→ **WRITTEN TASK**:
Gather, from the listing beneath this task, every line holding the string "igazoló".

─── MATERIAL FOR THE TASK ───

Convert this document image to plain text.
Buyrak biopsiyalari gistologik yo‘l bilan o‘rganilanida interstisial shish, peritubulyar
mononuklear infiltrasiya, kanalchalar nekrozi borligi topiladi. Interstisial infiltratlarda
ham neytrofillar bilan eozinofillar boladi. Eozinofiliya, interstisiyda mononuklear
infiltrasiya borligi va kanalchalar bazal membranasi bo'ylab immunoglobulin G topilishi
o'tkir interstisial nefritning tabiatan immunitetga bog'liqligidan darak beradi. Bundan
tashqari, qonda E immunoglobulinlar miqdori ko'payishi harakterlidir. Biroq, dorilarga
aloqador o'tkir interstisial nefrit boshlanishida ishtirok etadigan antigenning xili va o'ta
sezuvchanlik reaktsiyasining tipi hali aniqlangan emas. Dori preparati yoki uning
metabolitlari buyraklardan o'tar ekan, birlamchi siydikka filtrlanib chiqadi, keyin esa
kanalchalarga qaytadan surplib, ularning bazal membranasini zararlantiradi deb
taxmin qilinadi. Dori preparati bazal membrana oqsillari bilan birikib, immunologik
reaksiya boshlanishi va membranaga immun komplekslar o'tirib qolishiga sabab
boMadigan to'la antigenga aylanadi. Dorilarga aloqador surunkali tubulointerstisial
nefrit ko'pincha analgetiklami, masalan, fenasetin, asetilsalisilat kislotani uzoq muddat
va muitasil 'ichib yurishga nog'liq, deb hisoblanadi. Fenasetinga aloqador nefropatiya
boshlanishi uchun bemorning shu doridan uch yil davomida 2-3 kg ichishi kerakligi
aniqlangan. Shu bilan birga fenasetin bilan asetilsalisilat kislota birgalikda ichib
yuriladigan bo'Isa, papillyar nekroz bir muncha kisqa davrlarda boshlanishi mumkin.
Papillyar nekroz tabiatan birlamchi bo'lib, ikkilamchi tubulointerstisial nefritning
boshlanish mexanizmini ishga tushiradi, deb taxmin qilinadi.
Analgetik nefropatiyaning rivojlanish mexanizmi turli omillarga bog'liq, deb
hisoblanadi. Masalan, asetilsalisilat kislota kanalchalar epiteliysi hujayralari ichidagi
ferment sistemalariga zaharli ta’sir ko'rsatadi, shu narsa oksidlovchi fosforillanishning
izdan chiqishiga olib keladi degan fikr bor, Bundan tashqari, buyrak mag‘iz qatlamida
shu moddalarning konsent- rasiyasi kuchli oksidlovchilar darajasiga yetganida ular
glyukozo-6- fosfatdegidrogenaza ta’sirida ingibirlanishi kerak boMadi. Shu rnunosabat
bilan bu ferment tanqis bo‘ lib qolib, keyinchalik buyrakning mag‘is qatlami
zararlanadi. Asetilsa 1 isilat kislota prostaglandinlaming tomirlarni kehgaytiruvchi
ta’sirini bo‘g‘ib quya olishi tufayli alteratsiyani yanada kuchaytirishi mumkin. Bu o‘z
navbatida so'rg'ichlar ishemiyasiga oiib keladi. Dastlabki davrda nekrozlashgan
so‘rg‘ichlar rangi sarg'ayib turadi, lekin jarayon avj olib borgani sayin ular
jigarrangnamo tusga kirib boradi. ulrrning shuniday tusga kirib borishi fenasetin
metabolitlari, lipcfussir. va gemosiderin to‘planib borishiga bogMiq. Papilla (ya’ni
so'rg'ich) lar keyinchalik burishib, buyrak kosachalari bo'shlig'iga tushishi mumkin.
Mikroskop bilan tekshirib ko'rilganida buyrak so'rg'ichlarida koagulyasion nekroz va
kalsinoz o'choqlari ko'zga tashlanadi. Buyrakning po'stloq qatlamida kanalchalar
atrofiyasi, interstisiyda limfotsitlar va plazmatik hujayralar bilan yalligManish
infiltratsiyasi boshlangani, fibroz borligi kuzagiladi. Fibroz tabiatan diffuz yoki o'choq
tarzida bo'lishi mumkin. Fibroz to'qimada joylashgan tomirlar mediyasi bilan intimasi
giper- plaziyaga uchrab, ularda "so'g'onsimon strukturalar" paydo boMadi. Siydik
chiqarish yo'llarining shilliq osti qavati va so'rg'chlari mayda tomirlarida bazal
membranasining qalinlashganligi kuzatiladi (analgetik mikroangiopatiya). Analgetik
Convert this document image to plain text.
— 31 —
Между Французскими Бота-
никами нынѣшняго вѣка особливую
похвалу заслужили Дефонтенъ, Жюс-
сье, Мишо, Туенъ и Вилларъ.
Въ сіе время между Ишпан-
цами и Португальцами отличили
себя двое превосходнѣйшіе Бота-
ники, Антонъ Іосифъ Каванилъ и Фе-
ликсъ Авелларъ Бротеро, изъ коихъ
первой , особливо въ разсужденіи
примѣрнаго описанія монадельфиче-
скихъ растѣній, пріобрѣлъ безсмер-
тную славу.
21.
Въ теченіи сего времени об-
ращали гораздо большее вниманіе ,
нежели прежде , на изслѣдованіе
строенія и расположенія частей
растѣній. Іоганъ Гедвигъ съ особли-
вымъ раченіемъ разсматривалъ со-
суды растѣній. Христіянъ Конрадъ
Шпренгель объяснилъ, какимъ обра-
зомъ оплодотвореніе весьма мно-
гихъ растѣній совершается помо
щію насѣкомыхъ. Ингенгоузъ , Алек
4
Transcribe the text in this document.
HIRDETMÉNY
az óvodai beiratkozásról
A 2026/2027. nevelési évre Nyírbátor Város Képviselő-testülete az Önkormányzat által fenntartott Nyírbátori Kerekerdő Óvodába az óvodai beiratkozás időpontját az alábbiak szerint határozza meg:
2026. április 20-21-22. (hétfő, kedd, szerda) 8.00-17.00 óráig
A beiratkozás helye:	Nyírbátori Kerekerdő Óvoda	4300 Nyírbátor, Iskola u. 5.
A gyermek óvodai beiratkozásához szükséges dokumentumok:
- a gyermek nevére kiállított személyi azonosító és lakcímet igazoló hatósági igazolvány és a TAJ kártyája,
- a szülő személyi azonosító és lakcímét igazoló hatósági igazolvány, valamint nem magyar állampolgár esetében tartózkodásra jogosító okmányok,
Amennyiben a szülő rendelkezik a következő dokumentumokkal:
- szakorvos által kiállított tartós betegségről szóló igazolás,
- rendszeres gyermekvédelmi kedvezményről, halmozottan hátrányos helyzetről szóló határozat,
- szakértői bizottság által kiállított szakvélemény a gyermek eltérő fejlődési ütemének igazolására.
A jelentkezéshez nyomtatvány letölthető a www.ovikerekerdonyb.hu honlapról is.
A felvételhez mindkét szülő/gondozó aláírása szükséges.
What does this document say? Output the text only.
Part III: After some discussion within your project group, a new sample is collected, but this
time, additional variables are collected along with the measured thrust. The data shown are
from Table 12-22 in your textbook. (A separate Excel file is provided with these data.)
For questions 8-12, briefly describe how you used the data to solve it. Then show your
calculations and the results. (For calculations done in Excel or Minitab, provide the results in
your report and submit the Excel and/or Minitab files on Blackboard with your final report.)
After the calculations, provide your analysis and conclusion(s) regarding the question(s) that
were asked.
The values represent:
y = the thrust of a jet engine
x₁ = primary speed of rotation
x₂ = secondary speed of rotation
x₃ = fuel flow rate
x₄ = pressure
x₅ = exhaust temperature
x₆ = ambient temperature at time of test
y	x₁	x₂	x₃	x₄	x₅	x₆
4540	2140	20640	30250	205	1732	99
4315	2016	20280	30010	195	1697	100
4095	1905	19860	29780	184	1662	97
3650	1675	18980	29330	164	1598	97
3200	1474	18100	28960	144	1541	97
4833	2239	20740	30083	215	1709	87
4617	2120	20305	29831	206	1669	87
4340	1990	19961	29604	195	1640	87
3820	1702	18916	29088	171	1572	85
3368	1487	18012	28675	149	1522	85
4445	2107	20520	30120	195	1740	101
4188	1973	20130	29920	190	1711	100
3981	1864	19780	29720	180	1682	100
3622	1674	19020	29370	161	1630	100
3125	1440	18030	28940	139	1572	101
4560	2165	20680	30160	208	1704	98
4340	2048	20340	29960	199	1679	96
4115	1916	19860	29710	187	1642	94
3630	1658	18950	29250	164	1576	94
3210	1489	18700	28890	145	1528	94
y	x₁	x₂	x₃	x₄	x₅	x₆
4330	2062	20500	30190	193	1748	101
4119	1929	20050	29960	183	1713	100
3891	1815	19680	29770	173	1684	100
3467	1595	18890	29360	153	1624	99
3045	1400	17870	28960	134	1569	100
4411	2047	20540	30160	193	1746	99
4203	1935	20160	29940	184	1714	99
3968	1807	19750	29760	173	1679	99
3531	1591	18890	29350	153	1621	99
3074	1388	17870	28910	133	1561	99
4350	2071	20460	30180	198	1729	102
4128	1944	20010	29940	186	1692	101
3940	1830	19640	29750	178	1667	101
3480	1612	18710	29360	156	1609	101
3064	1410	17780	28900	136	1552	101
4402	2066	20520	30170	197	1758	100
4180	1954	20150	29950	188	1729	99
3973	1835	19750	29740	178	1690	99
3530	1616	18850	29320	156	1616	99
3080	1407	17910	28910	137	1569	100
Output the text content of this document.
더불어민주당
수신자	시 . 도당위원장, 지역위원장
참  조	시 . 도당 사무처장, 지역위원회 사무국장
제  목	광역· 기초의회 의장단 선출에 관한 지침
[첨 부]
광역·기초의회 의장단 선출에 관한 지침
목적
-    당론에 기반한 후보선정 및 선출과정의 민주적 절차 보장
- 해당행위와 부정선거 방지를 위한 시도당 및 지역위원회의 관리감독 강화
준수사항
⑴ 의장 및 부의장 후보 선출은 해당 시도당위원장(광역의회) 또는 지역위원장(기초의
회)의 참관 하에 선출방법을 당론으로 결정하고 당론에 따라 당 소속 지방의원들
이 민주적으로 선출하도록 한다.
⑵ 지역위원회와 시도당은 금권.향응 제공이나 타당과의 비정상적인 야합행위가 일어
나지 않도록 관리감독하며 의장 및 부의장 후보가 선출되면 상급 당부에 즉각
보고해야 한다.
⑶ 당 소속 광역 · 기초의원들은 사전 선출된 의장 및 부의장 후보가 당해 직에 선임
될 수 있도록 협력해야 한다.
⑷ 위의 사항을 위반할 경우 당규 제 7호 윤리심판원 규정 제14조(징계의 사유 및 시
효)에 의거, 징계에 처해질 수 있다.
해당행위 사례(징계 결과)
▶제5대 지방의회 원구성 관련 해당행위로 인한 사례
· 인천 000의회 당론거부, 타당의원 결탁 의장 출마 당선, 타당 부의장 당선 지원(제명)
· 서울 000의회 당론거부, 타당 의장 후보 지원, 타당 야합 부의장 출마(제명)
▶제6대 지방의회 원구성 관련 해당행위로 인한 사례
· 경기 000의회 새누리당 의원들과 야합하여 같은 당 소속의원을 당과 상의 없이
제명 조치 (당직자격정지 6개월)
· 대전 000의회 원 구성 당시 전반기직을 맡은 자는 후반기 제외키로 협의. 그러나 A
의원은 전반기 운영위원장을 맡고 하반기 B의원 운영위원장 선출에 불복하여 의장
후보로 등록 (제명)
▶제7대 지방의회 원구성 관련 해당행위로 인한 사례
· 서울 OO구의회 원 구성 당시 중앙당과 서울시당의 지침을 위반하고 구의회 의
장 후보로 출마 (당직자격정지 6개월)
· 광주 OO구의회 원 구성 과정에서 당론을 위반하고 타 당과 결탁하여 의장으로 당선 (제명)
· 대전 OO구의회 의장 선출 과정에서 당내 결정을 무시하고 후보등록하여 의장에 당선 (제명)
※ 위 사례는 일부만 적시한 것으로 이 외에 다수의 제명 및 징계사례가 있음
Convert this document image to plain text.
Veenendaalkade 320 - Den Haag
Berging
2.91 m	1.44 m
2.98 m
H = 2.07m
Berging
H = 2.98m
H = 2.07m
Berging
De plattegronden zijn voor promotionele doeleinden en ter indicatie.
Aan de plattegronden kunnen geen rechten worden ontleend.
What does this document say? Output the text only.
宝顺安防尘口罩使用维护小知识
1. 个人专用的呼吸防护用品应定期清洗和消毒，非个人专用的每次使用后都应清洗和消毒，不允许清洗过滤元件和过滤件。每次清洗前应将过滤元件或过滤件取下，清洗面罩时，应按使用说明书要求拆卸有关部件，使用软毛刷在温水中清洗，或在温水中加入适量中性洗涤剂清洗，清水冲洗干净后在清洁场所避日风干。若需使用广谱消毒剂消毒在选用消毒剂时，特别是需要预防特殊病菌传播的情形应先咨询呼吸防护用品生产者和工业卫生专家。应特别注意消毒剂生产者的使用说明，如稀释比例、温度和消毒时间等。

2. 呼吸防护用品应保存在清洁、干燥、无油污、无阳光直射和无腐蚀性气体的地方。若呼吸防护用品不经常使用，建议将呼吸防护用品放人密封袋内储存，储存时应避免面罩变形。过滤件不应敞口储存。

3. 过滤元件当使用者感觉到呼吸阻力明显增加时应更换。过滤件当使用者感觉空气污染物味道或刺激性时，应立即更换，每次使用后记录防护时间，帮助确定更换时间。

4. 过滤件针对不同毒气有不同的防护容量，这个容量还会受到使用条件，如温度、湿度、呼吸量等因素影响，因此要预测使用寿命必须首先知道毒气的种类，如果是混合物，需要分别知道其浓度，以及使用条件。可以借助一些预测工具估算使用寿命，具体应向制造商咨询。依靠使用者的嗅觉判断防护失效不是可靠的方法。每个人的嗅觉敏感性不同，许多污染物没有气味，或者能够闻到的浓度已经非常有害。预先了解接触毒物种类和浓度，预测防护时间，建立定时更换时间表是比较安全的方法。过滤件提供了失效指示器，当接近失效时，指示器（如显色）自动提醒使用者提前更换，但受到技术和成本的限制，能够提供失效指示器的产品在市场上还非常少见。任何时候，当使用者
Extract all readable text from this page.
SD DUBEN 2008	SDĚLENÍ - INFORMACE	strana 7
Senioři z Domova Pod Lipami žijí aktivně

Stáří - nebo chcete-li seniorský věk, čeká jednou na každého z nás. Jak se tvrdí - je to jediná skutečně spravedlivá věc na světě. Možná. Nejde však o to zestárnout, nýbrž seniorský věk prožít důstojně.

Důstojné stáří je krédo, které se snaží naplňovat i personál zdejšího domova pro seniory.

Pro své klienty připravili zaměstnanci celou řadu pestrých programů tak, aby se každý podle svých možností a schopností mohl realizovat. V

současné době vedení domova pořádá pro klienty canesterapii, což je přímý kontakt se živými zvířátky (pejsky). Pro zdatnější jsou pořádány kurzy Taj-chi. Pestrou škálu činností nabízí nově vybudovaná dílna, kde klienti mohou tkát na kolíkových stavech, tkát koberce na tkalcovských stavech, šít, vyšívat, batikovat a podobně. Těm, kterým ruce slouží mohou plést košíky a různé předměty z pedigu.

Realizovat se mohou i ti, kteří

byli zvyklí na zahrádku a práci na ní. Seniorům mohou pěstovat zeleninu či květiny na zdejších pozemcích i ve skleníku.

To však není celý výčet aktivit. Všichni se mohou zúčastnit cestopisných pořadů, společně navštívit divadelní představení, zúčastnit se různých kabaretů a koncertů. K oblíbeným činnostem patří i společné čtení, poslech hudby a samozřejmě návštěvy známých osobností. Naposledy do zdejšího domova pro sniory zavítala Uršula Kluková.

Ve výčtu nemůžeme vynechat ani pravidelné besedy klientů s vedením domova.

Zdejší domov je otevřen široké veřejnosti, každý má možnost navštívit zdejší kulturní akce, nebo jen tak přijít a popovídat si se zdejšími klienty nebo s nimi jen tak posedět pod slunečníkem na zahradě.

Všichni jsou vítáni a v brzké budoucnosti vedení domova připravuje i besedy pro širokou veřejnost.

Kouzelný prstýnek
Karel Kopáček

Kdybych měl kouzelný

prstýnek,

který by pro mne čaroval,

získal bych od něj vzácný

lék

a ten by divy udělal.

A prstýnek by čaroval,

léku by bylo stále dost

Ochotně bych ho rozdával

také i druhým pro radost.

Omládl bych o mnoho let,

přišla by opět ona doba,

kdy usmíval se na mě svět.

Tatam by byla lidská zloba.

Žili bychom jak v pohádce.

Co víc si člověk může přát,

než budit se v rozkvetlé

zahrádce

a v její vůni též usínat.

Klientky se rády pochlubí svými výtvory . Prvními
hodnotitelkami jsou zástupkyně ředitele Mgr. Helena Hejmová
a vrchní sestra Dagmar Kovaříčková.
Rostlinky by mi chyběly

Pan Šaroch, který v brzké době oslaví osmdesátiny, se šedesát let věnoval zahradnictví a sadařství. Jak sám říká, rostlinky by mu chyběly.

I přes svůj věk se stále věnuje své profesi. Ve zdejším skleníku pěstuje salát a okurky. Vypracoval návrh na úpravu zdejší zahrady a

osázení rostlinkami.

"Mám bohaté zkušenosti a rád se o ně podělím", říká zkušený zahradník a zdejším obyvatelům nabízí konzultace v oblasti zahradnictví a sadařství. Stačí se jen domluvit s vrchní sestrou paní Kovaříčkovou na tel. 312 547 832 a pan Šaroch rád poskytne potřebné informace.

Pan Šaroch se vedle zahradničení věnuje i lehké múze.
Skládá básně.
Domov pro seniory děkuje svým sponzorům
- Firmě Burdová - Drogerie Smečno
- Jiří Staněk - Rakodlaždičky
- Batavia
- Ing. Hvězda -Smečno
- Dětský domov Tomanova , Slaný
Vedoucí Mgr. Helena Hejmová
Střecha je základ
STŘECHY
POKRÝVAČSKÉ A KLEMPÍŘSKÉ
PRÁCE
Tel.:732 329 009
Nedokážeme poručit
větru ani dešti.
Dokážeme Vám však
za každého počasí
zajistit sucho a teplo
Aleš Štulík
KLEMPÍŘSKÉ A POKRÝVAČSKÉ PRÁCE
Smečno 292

───

→ **RESPONSE BELOW**:
- a gyermek nevére kiállított személyi azonosító és lakcímet igazoló hatósági igazolvány és a TAJ kártyája,
- a szülő személyi azonosító és lakcímét igazoló hatósági igazolvány, valamint nem magyar állampolgár esetében tartózkodásra jogosító okmányok,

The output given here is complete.